EXERCISE OBJECTIVE » Can you copy out, word for word, the stretch of the records below from their first line through the line containing "comments-delta: 480% (181, 111, 227, 125)"?

--------

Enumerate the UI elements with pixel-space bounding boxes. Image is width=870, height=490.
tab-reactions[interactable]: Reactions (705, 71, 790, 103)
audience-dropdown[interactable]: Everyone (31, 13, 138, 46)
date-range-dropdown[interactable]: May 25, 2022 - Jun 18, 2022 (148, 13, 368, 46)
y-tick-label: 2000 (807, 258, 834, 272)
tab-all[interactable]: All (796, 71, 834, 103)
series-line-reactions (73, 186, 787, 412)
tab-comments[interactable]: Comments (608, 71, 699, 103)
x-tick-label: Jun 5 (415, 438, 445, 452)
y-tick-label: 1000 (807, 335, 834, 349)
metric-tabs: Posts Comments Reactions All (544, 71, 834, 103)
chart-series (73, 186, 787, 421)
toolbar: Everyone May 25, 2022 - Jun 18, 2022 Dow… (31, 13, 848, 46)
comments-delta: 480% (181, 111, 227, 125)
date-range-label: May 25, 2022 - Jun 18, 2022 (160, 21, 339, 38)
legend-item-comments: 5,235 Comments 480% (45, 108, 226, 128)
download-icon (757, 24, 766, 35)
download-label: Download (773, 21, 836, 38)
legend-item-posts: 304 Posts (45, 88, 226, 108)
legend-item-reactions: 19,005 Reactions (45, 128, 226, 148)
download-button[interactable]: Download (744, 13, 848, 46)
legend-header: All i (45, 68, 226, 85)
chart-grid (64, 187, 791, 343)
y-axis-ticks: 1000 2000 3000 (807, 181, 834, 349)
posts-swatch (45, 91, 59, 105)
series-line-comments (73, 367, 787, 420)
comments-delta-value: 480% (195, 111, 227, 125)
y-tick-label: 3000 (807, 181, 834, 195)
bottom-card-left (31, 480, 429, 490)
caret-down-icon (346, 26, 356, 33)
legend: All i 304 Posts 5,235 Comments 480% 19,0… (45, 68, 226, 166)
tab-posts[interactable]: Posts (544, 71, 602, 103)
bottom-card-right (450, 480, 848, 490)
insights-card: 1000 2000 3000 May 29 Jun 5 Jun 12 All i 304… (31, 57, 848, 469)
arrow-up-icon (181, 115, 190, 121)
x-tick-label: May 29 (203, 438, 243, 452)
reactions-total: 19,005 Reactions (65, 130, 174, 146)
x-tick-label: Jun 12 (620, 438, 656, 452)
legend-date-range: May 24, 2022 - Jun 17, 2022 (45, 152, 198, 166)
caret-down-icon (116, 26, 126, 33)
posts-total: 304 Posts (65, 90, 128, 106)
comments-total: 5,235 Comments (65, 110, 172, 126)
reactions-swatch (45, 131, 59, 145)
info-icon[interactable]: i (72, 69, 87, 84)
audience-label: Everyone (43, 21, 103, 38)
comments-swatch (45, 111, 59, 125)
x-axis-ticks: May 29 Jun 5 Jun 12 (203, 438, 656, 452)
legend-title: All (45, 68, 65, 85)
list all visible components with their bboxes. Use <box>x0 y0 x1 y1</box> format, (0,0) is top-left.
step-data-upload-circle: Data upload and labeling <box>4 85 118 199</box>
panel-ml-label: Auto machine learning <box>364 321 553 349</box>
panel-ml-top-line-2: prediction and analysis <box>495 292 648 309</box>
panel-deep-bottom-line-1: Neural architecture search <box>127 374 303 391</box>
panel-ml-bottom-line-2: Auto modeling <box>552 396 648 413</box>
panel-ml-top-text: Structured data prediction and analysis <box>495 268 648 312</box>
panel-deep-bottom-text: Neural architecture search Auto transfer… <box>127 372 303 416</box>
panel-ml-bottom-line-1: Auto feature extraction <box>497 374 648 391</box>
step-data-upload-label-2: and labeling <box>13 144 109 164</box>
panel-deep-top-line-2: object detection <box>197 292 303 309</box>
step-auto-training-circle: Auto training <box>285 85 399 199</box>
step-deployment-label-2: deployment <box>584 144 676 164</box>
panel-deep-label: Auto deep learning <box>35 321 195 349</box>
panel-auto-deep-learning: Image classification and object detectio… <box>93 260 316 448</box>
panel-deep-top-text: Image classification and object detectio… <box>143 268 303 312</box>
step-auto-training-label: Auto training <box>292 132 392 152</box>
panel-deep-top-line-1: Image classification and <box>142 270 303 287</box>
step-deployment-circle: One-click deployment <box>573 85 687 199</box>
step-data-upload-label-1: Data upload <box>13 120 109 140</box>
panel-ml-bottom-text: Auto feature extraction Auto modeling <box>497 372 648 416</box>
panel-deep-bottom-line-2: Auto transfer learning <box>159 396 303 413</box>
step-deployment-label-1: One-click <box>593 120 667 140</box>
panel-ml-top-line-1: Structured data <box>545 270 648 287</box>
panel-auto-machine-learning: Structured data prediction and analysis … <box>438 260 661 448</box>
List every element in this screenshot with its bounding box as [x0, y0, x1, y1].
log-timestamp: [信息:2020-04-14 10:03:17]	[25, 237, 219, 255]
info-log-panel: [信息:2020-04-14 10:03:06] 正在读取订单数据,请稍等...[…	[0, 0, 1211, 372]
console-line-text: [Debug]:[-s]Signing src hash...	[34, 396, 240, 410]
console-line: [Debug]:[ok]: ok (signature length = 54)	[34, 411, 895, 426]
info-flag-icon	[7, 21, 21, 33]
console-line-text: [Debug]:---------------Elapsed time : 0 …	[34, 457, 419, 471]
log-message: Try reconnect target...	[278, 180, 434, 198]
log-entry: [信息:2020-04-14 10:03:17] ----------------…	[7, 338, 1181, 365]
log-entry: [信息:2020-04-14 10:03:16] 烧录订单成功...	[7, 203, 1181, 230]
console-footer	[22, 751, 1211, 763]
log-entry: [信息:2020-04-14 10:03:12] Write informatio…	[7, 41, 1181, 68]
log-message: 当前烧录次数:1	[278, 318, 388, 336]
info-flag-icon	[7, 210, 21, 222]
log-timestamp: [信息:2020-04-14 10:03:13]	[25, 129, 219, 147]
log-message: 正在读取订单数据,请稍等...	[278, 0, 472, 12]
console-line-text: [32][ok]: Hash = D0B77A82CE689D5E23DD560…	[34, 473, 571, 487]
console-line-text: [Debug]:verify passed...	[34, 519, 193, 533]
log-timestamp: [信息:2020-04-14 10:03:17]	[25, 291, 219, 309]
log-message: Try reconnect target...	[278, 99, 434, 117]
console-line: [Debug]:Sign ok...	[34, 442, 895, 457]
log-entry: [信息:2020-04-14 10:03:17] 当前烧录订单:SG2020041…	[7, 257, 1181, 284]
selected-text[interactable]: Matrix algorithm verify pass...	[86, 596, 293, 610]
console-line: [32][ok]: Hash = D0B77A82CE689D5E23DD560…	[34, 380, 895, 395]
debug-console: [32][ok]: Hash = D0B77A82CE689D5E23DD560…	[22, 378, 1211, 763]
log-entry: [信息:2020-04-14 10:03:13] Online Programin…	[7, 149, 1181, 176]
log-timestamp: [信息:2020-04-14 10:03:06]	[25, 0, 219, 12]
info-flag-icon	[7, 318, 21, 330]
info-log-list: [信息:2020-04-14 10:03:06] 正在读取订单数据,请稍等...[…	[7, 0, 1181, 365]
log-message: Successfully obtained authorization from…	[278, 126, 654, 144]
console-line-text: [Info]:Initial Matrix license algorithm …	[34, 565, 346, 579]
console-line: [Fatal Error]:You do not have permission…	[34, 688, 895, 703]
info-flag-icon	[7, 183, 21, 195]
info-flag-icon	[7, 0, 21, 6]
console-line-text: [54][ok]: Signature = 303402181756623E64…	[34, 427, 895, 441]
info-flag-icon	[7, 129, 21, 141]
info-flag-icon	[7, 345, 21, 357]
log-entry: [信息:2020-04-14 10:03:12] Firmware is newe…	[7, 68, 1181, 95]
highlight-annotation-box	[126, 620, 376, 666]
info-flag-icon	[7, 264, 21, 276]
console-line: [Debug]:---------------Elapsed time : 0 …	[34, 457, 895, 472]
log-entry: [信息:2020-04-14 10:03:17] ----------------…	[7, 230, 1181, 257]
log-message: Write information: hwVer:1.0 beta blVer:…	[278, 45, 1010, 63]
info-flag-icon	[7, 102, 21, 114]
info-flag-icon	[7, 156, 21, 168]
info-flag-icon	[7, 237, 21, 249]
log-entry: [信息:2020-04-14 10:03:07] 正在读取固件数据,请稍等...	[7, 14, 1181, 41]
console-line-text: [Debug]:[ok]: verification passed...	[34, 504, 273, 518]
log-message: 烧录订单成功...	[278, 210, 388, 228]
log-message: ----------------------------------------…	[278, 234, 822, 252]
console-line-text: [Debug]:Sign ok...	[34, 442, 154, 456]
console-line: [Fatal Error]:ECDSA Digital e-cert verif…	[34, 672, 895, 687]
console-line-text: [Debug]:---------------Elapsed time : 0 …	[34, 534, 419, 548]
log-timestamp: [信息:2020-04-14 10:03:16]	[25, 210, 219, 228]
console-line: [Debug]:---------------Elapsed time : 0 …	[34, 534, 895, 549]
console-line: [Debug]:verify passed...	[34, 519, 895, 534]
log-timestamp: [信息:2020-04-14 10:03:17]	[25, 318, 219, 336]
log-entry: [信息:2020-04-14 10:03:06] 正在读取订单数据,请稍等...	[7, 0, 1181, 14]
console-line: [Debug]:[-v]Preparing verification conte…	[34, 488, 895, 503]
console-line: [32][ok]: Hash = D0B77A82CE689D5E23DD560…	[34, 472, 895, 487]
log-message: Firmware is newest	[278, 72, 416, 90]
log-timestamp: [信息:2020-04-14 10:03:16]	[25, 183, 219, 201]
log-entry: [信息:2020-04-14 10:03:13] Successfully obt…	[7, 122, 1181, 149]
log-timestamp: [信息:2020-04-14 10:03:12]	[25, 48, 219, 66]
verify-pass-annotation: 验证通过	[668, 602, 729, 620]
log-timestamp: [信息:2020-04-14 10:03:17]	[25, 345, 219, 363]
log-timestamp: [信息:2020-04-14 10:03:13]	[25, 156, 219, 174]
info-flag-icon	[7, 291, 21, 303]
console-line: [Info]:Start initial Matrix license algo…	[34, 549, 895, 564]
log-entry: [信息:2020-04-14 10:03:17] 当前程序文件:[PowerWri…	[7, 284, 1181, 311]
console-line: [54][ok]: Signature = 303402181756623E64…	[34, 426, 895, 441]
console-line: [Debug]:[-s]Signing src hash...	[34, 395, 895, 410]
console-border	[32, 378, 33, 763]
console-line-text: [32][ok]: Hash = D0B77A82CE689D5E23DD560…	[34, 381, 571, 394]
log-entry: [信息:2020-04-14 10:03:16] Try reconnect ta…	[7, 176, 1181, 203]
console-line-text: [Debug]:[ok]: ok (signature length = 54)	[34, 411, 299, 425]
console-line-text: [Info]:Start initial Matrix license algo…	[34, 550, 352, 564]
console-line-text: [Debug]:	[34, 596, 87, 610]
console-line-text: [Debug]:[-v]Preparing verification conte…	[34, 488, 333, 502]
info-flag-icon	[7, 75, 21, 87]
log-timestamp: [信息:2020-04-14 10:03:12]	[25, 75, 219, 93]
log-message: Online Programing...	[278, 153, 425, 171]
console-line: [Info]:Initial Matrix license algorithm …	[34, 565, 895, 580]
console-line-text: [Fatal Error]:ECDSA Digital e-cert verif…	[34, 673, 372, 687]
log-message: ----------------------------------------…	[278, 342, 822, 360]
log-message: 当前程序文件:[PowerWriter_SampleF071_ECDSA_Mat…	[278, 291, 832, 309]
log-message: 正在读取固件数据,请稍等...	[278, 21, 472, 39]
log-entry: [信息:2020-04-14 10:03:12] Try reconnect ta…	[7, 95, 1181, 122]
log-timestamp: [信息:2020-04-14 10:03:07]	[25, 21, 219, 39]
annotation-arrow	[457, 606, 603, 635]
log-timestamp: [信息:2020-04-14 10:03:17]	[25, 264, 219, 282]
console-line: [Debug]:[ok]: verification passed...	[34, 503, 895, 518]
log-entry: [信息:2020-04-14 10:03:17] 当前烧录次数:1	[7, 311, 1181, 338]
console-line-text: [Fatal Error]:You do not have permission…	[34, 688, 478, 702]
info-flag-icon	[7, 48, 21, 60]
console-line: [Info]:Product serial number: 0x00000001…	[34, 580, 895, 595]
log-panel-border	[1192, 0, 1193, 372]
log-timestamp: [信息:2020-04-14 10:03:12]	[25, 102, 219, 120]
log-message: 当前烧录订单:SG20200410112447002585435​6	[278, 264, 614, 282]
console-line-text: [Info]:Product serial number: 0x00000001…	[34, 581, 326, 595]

--------

TASK RESULT »
Enumerate the UI elements with pixel-space bounding boxes. Image is width=870, height=490.
tab-reactions[interactable]: Reactions (705, 71, 790, 103)
audience-dropdown[interactable]: Everyone (31, 13, 138, 46)
date-range-dropdown[interactable]: May 25, 2022 - Jun 18, 2022 (148, 13, 368, 46)
y-tick-label: 2000 (807, 258, 834, 272)
tab-all[interactable]: All (796, 71, 834, 103)
series-line-reactions (73, 186, 787, 412)
tab-comments[interactable]: Comments (608, 71, 699, 103)
x-tick-label: Jun 5 (415, 438, 445, 452)
y-tick-label: 1000 (807, 335, 834, 349)
metric-tabs: Posts Comments Reactions All (544, 71, 834, 103)
chart-series (73, 186, 787, 421)
toolbar: Everyone May 25, 2022 - Jun 18, 2022 Dow… (31, 13, 848, 46)
comments-delta: 480% (181, 111, 227, 125)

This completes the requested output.